• [Given records]
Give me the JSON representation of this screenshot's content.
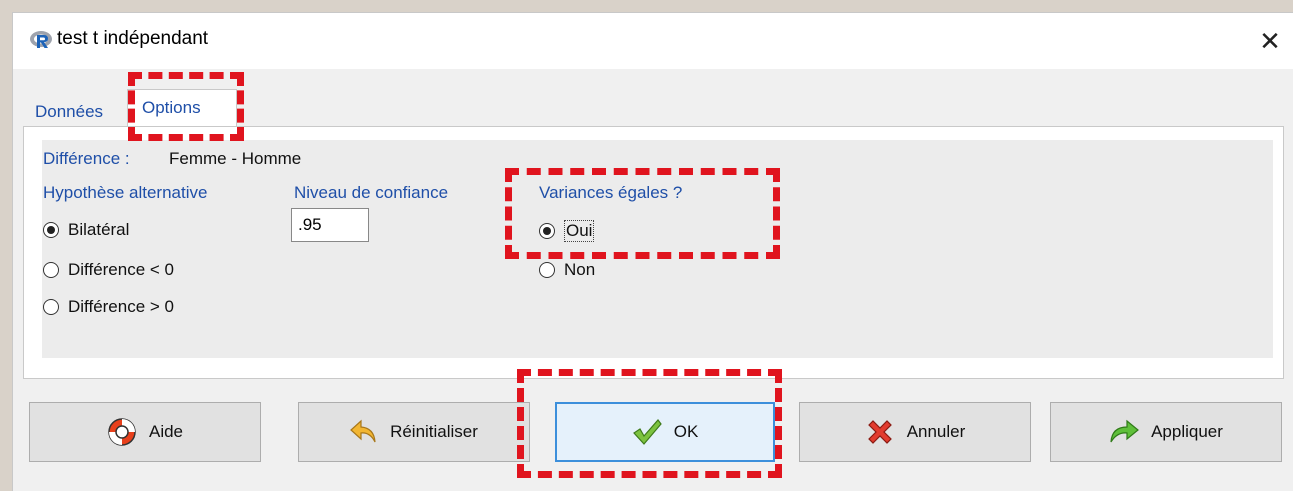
{
  "window": {
    "title": "test t indépendant",
    "app_icon": "r-logo-icon",
    "close_icon": "close-icon"
  },
  "tabs": [
    {
      "label": "Données",
      "active": false
    },
    {
      "label": "Options",
      "active": true
    }
  ],
  "difference": {
    "label": "Différence :",
    "value": "Femme - Homme"
  },
  "alternative": {
    "label": "Hypothèse alternative",
    "options": [
      {
        "label": "Bilatéral",
        "checked": true
      },
      {
        "label": "Différence < 0",
        "checked": false
      },
      {
        "label": "Différence > 0",
        "checked": false
      }
    ]
  },
  "confidence": {
    "label": "Niveau de confiance",
    "value": ".95"
  },
  "variances": {
    "label": "Variances égales ?",
    "options": [
      {
        "label": "Oui",
        "checked": true
      },
      {
        "label": "Non",
        "checked": false
      }
    ]
  },
  "buttons": [
    {
      "label": "Aide",
      "icon": "lifebuoy-icon"
    },
    {
      "label": "Réinitialiser",
      "icon": "undo-arrow-icon"
    },
    {
      "label": "OK",
      "icon": "checkmark-icon",
      "focused": true
    },
    {
      "label": "Annuler",
      "icon": "cancel-x-icon"
    },
    {
      "label": "Appliquer",
      "icon": "redo-arrow-icon"
    }
  ],
  "colors": {
    "annotation": "#e0141e",
    "label_blue": "#1f4fa8",
    "focus": "#3c8fdb"
  }
}
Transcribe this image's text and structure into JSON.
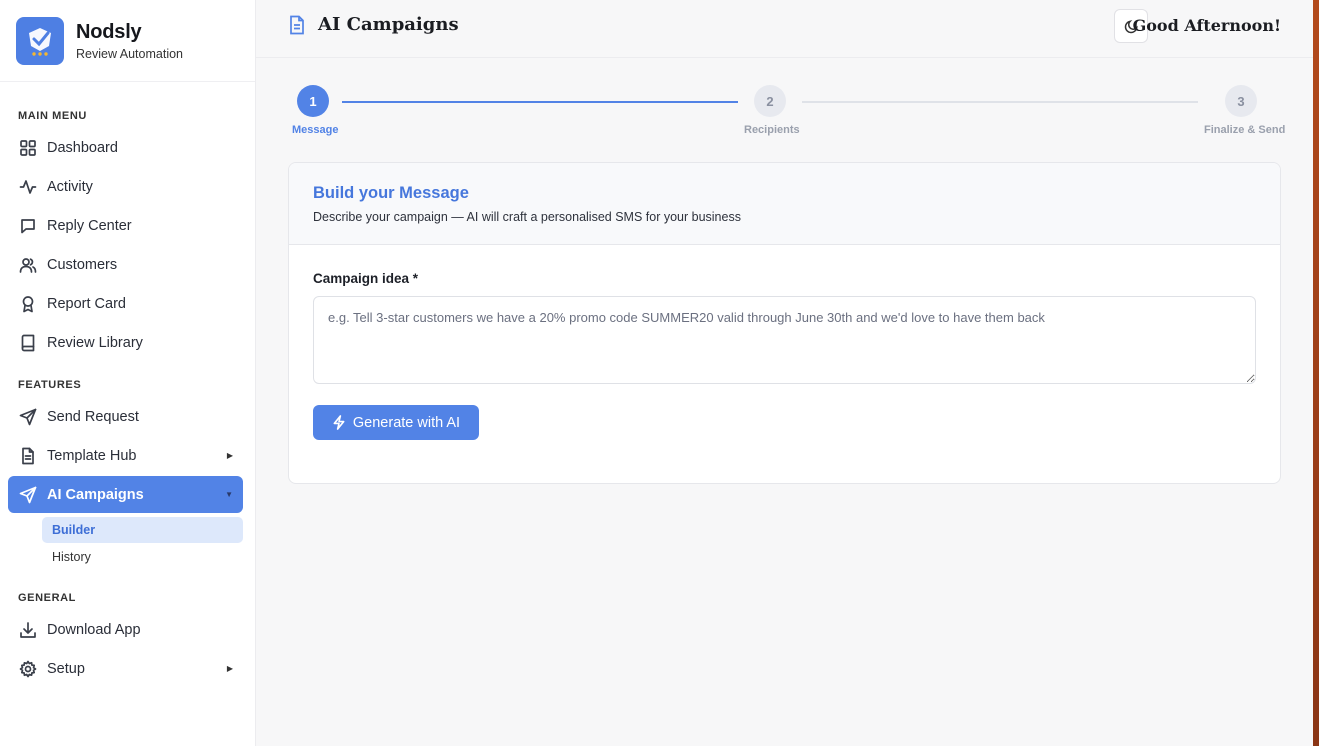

• [Work to be completed]
Reproduce all of the material above word for word. Omit the pictures.

• [Solution below]
Give me the JSON representation of this screenshot's content.
{
  "window": {
    "title": "test t indépendant",
    "app_icon": "r-logo-icon",
    "close_icon": "close-icon"
  },
  "tabs": [
    {
      "label": "Données",
      "active": false
    },
    {
      "label": "Options",
      "active": true
    }
  ],
  "difference": {
    "label": "Différence :",
    "value": "Femme - Homme"
  },
  "alternative": {
    "label": "Hypothèse alternative",
    "options": [
      {
        "label": "Bilatéral",
        "checked": true
      },
      {
        "label": "Différence < 0",
        "checked": false
      },
      {
        "label": "Différence > 0",
        "checked": false
      }
    ]
  },
  "confidence": {
    "label": "Niveau de confiance",
    "value": ".95"
  },
  "variances": {
    "label": "Variances égales ?",
    "options": [
      {
        "label": "Oui",
        "checked": true
      },
      {
        "label": "Non",
        "checked": false
      }
    ]
  },
  "buttons": [
    {
      "label": "Aide",
      "icon": "lifebuoy-icon"
    },
    {
      "label": "Réinitialiser",
      "icon": "undo-arrow-icon"
    },
    {
      "label": "OK",
      "icon": "checkmark-icon",
      "focused": true
    },
    {
      "label": "Annuler",
      "icon": "cancel-x-icon"
    },
    {
      "label": "Appliquer",
      "icon": "redo-arrow-icon"
    }
  ],
  "colors": {
    "annotation": "#e0141e",
    "label_blue": "#1f4fa8",
    "focus": "#3c8fdb"
  }
}
Transcribe this image's text and structure into JSON.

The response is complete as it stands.